## begin

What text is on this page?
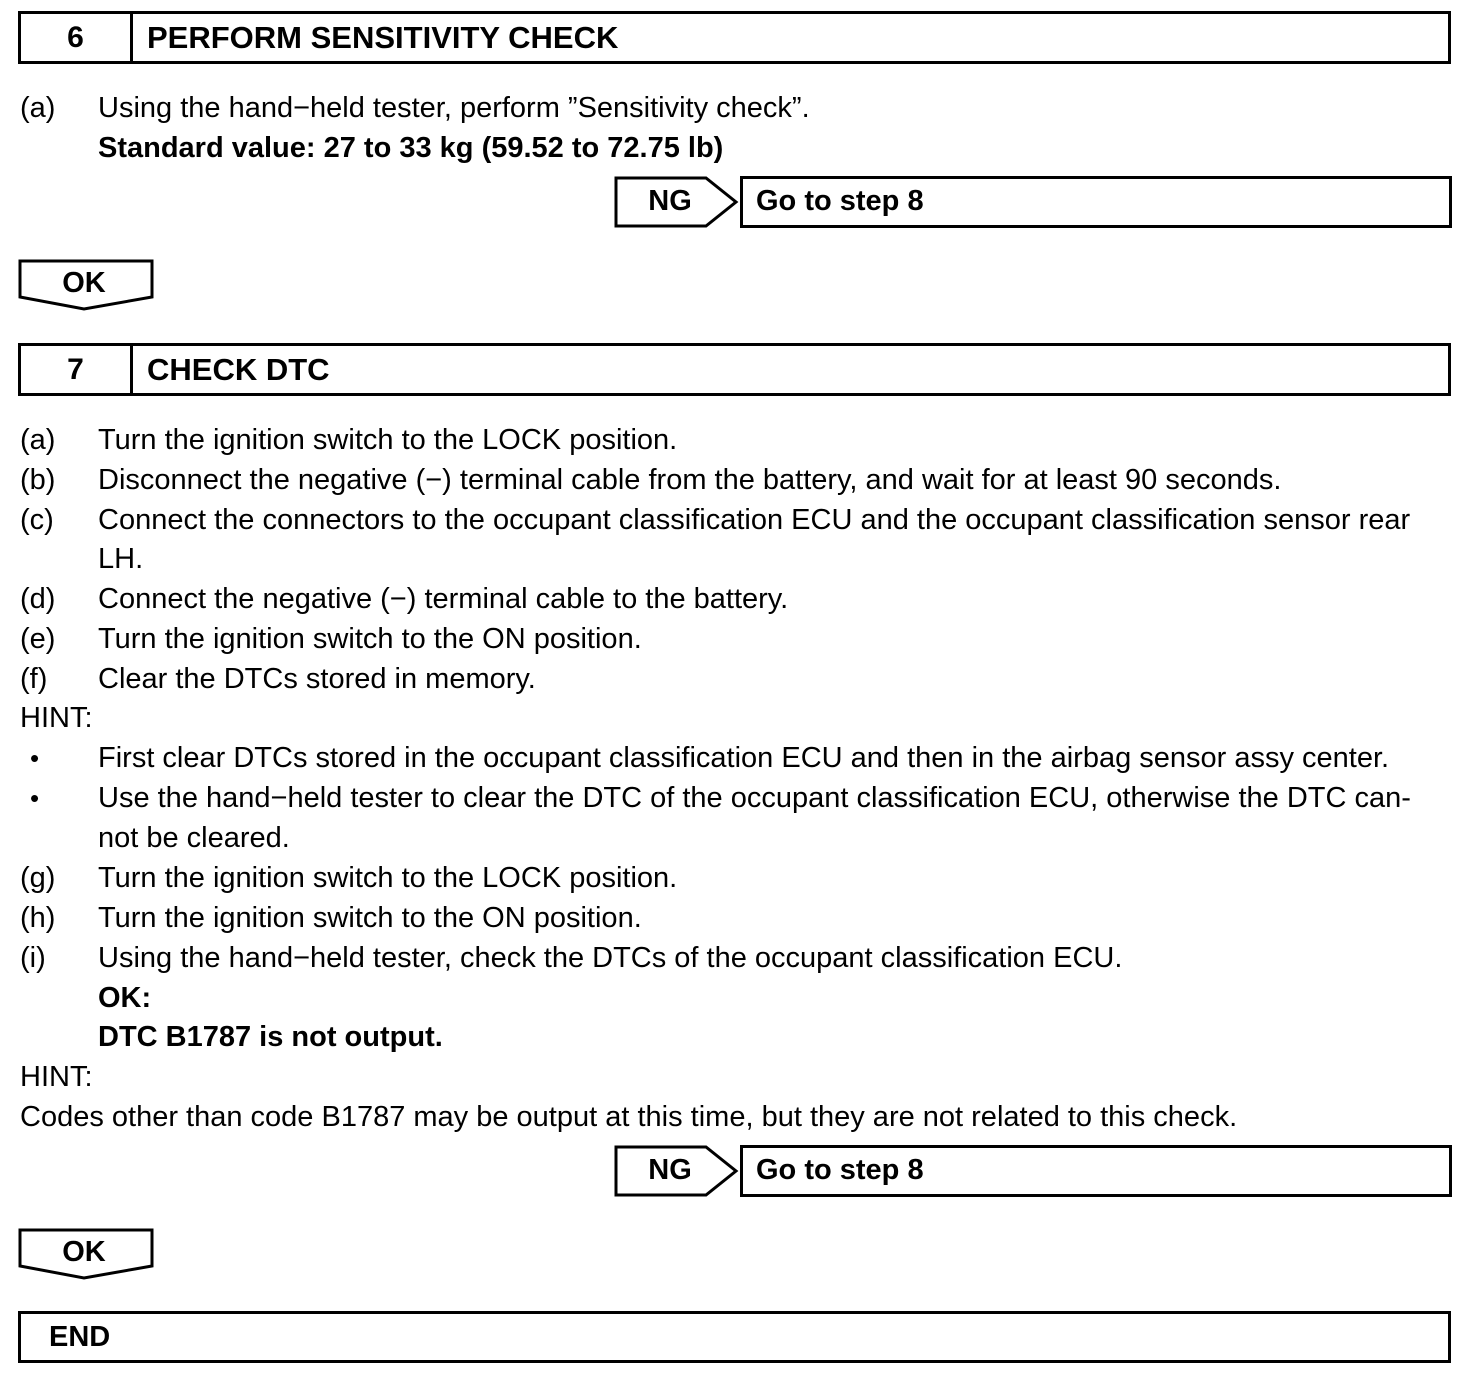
6	PERFORM SENSITIVITY CHECK
(a) Using the hand−held tester, perform ”Sensitivity check”.
Standard value: 27 to 33 kg (59.52 to 72.75 lb)
NG	Go to step 8
OK
7	CHECK DTC
(a) Turn the ignition switch to the LOCK position.
(b) Disconnect the negative (−) terminal cable from the battery, and wait for at least 90 seconds.
(c) Connect the connectors to the occupant classification ECU and the occupant classification sensor rear
LH.
(d) Connect the negative (−) terminal cable to the battery.
(e) Turn the ignition switch to the ON position.
(f) Clear the DTCs stored in memory.
HINT:
• First clear DTCs stored in the occupant classification ECU and then in the airbag sensor assy center.
• Use the hand−held tester to clear the DTC of the occupant classification ECU, otherwise the DTC can-
not be cleared.
(g) Turn the ignition switch to the LOCK position.
(h) Turn the ignition switch to the ON position.
(i) Using the hand−held tester, check the DTCs of the occupant classification ECU.
OK:
DTC B1787 is not output.
HINT:
Codes other than code B1787 may be output at this time, but they are not related to this check.
NG	Go to step 8
OK
END
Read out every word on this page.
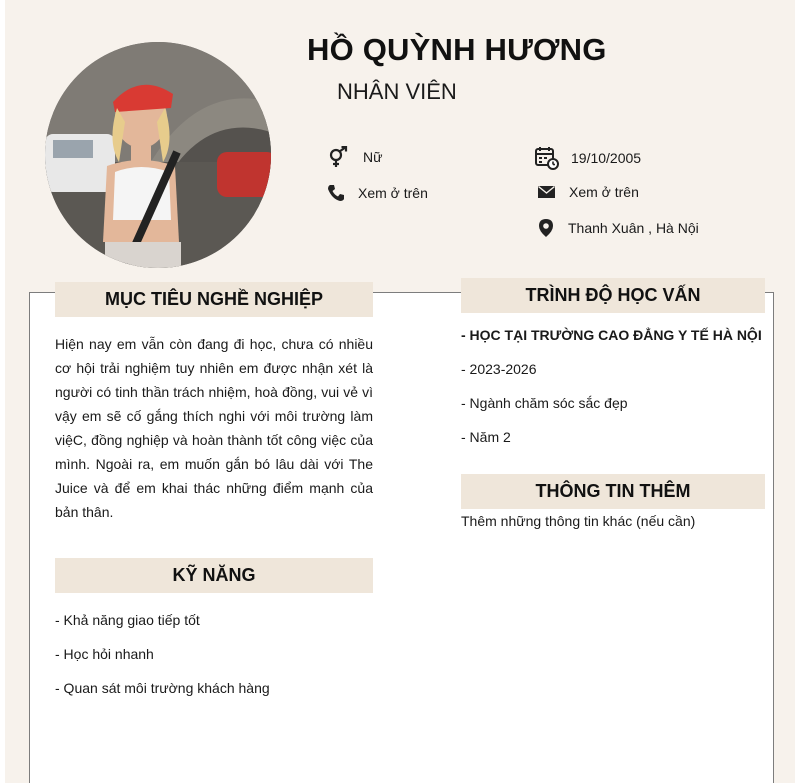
HỒ QUỲNH HƯƠNG
NHÂN VIÊN
Nữ	19/10/2005
Xem ở trên	Xem ở trên
Thanh Xuân , Hà Nội
MỤC TIÊU NGHỀ NGHIỆP
Hiện nay em vẫn còn đang đi học, chưa có nhiều cơ hội trải nghiệm tuy nhiên em được nhận xét là người có tinh thần trách nhiệm, hoà đồng, vui vẻ vì vậy em sẽ cố gắng thích nghi với môi trường làm việC, đồng nghiệp và hoàn thành tốt công việc của mình. Ngoài ra, em muốn gắn bó lâu dài với The Juice và để em khai thác những điểm mạnh của bản thân.
KỸ NĂNG
- Khả năng giao tiếp tốt
- Học hỏi nhanh
- Quan sát môi trường khách hàng
TRÌNH ĐỘ HỌC VẤN
- HỌC TẠI TRƯỜNG CAO ĐẲNG Y TẾ HÀ NỘI
- 2023-2026
- Ngành chăm sóc sắc đẹp
- Năm 2
THÔNG TIN THÊM
Thêm những thông tin khác (nếu cần)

## end

Examine the listing and say how many of its lines contain the string "Turn". Give the number alone.

* ANSWER: 4